(Saved entries)
··········
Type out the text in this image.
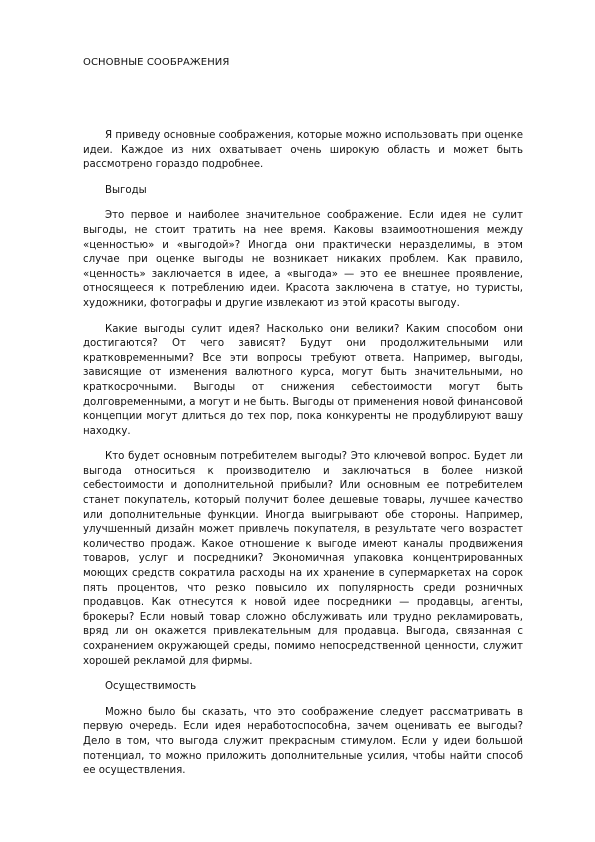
ОСНОВНЫЕ СООБРАЖЕНИЯ

Я приведу основные соображения, которые можно использовать при оценке идеи. Каждое из них охватывает очень широкую область и может быть рассмотрено гораздо подробнее.

Выгоды

Это первое и наиболее значительное соображение. Если идея не сулит выгоды, не стоит тратить на нее время. Каковы взаимоотношения между «ценностью» и «выгодой»? Иногда они практически неразделимы, в этом случае при оценке выгоды не возникает никаких проблем. Как правило, «ценность» заключается в идее, а «выгода» — это ее внешнее проявление, относящееся к потреблению идеи. Красота заключена в статуе, но туристы, художники, фотографы и другие извлекают из этой красоты выгоду.

Какие выгоды сулит идея? Насколько они велики? Каким способом они достигаются? От чего зависят? Будут они продолжительными или кратковременными? Все эти вопросы требуют ответа. Например, выгоды, зависящие от изменения валютного курса, могут быть значительными, но краткосрочными. Выгоды от снижения себестоимости могут быть долговременными, а могут и не быть. Выгоды от применения новой финансовой концепции могут длиться до тех пор, пока конкуренты не продублируют вашу находку.

Кто будет основным потребителем выгоды? Это ключевой вопрос. Будет ли выгода относиться к производителю и заключаться в более низкой себестоимости и дополнительной прибыли? Или основным ее потребителем станет покупатель, который получит более дешевые товары, лучшее качество или дополнительные функции. Иногда выигрывают обе стороны. Например, улучшенный дизайн может привлечь покупателя, в результате чего возрастет количество продаж. Какое отношение к выгоде имеют каналы продвижения товаров, услуг и посредники? Экономичная упаковка концентрированных моющих средств сократила расходы на их хранение в супермаркетах на сорок пять процентов, что резко повысило их популярность среди розничных продавцов. Как отнесутся к новой идее посредники — продавцы, агенты, брокеры? Если новый товар сложно обслуживать или трудно рекламировать, вряд ли он окажется привлекательным для продавца. Выгода, связанная с сохранением окружающей среды, помимо непосредственной ценности, служит хорошей рекламой для фирмы.

Осуществимость

Можно было бы сказать, что это соображение следует рассматривать в первую очередь. Если идея неработоспособна, зачем оценивать ее выгоды? Дело в том, что выгода служит прекрасным стимулом. Если у идеи большой потенциал, то можно приложить дополнительные усилия, чтобы найти способ ее осуществления.
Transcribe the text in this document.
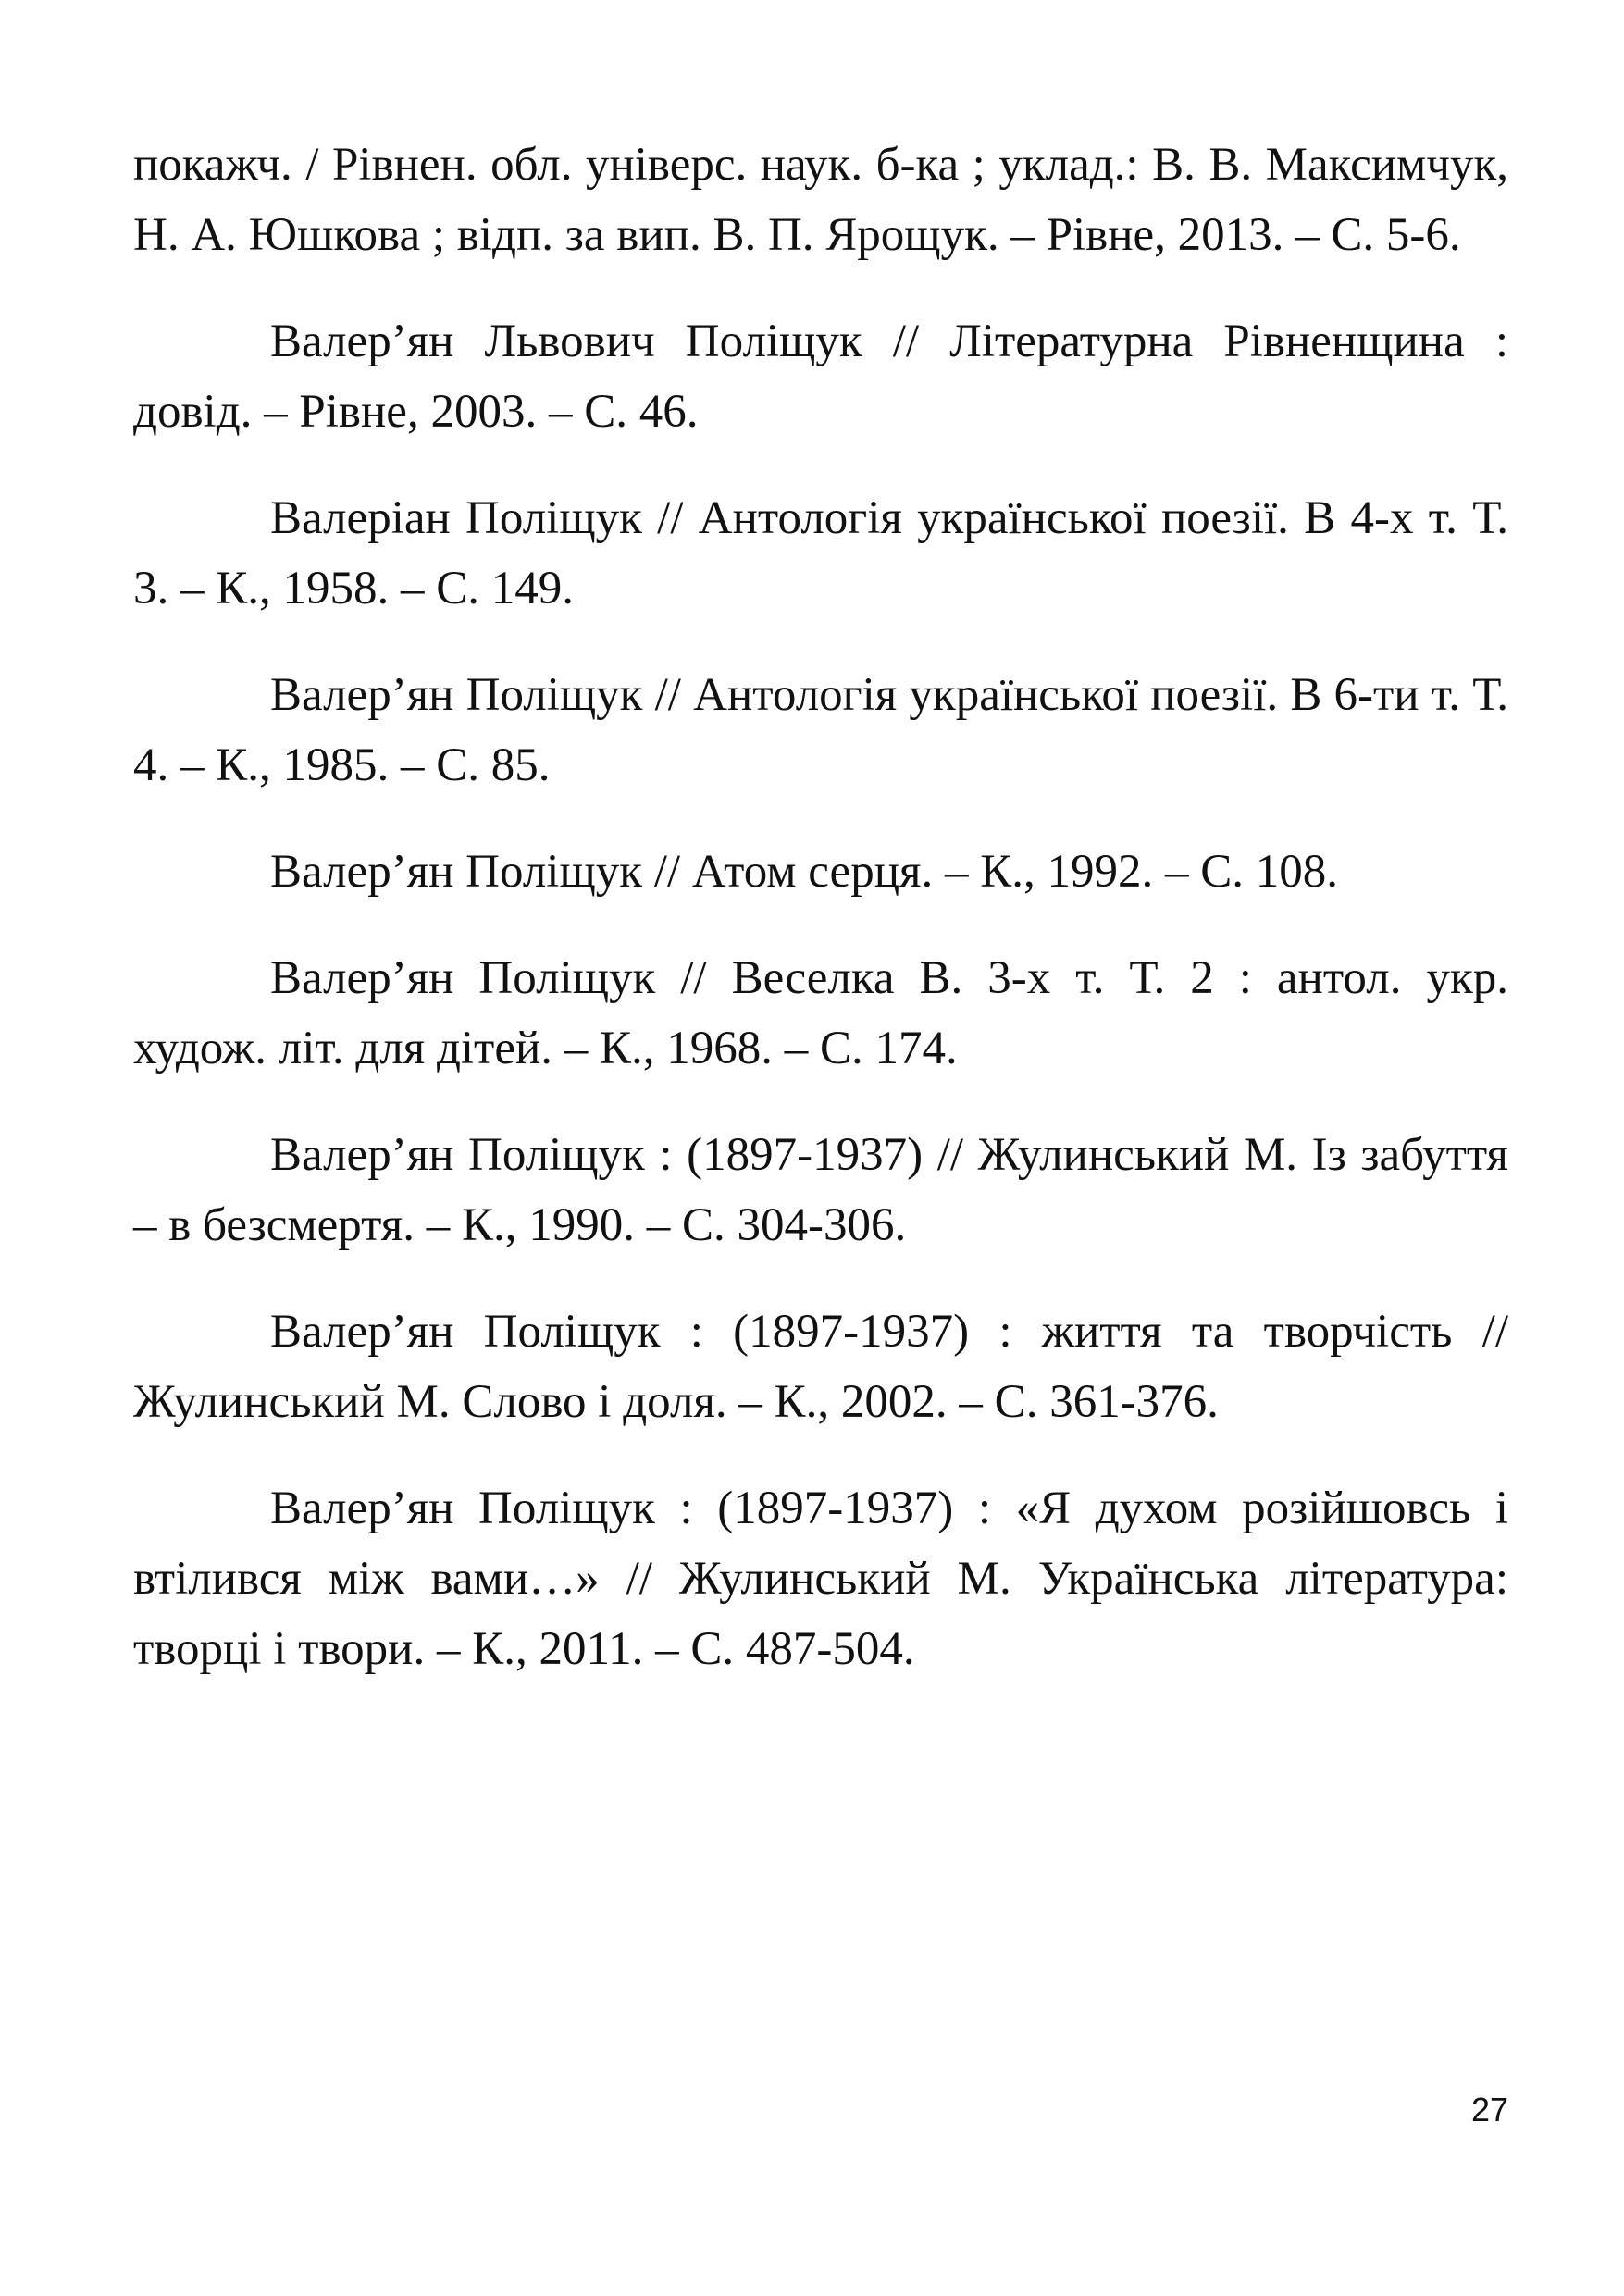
покажч. / Рівнен. обл. універс. наук. б-ка ; уклад.: В. В. Максимчук, Н. А. Юшкова ; відп. за вип. В. П. Ярощук. – Рівне, 2013. – С. 5-6.

Валер’ян Львович Поліщук // Літературна Рівненщина : довід. – Рівне, 2003. – С. 46.

Валеріан Поліщук // Антологія української поезії. В 4-х т. Т. 3. – К., 1958. – С. 149.

Валер’ян Поліщук // Антологія української поезії. В 6-ти т. Т. 4. – К., 1985. – С. 85.

Валер’ян Поліщук // Атом серця. – К., 1992. – С. 108.

Валер’ян Поліщук // Веселка В. 3-х т. Т. 2 : антол. укр. худож. літ. для дітей. – К., 1968. – С. 174.

Валер’ян Поліщук : (1897-1937) // Жулинський М. Із забуття – в безсмертя. – К., 1990. – С. 304-306.

Валер’ян Поліщук : (1897-1937) : життя та творчість // Жулинський М. Слово і доля. – К., 2002. – С. 361-376.

Валер’ян Поліщук : (1897-1937) : «Я духом розійшовсь і втілився між вами…» // Жулинський М. Українська література: творці і твори. – К., 2011. – С. 487-504.

27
··········
Return all lines of the material above in which the word "text" occurs.

Type out the text in this image.
Transcribe the text in this document.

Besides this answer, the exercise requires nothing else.